Extracted entries:
***
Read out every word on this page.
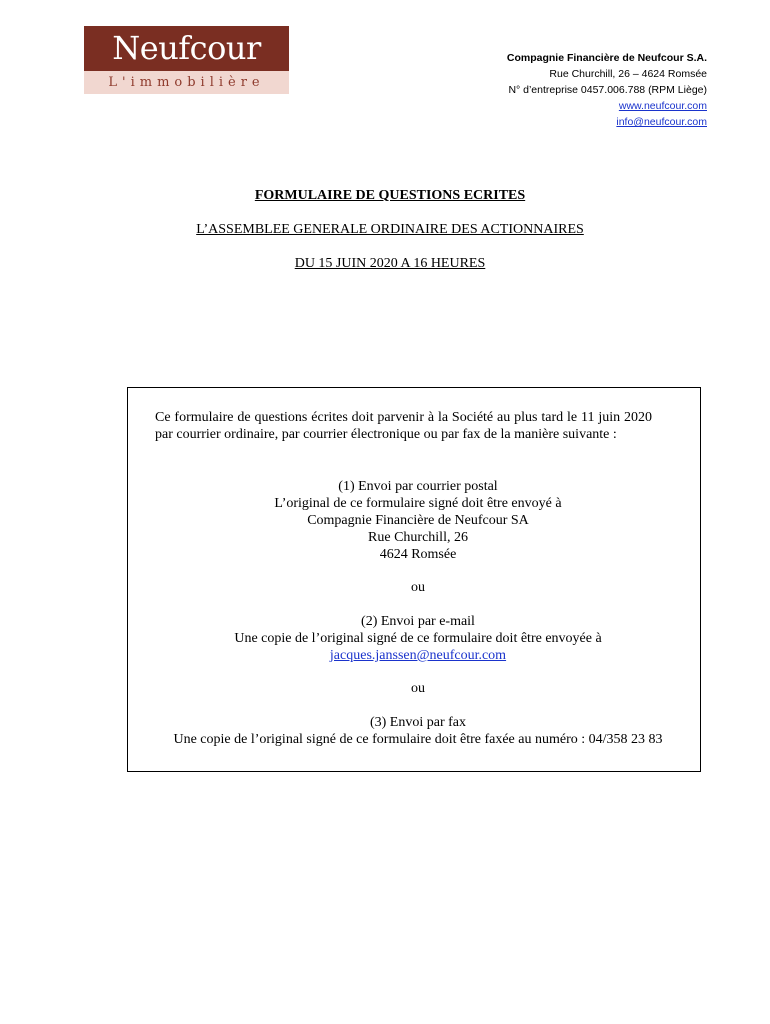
Neufcour
L'immobilière
Compagnie Financière de Neufcour S.A.
Rue Churchill, 26 – 4624 Romsée
N° d’entreprise 0457.006.788 (RPM Liège)
www.neufcour.com
info@neufcour.com
FORMULAIRE DE QUESTIONS ECRITES
L’ASSEMBLEE GENERALE ORDINAIRE DES ACTIONNAIRES
DU 15 JUIN 2020 A 16 HEURES
Ce formulaire de questions écrites doit parvenir à la Société au plus tard le 11 juin 2020 par courrier ordinaire, par courrier électronique ou par fax de la manière suivante :
(1) Envoi par courrier postal
L’original de ce formulaire signé doit être envoyé à
Compagnie Financière de Neufcour SA
Rue Churchill, 26
4624 Romsée
ou
(2) Envoi par e-mail
Une copie de l’original signé de ce formulaire doit être envoyée à
jacques.janssen@neufcour.com
ou
(3) Envoi par fax
Une copie de l’original signé de ce formulaire doit être faxée au numéro : 04/358 23 83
***
Exercise details: List each line of the records that holds the string "Financière".

Solution:
Compagnie Financière de Neufcour S.A.
Compagnie Financière de Neufcour SA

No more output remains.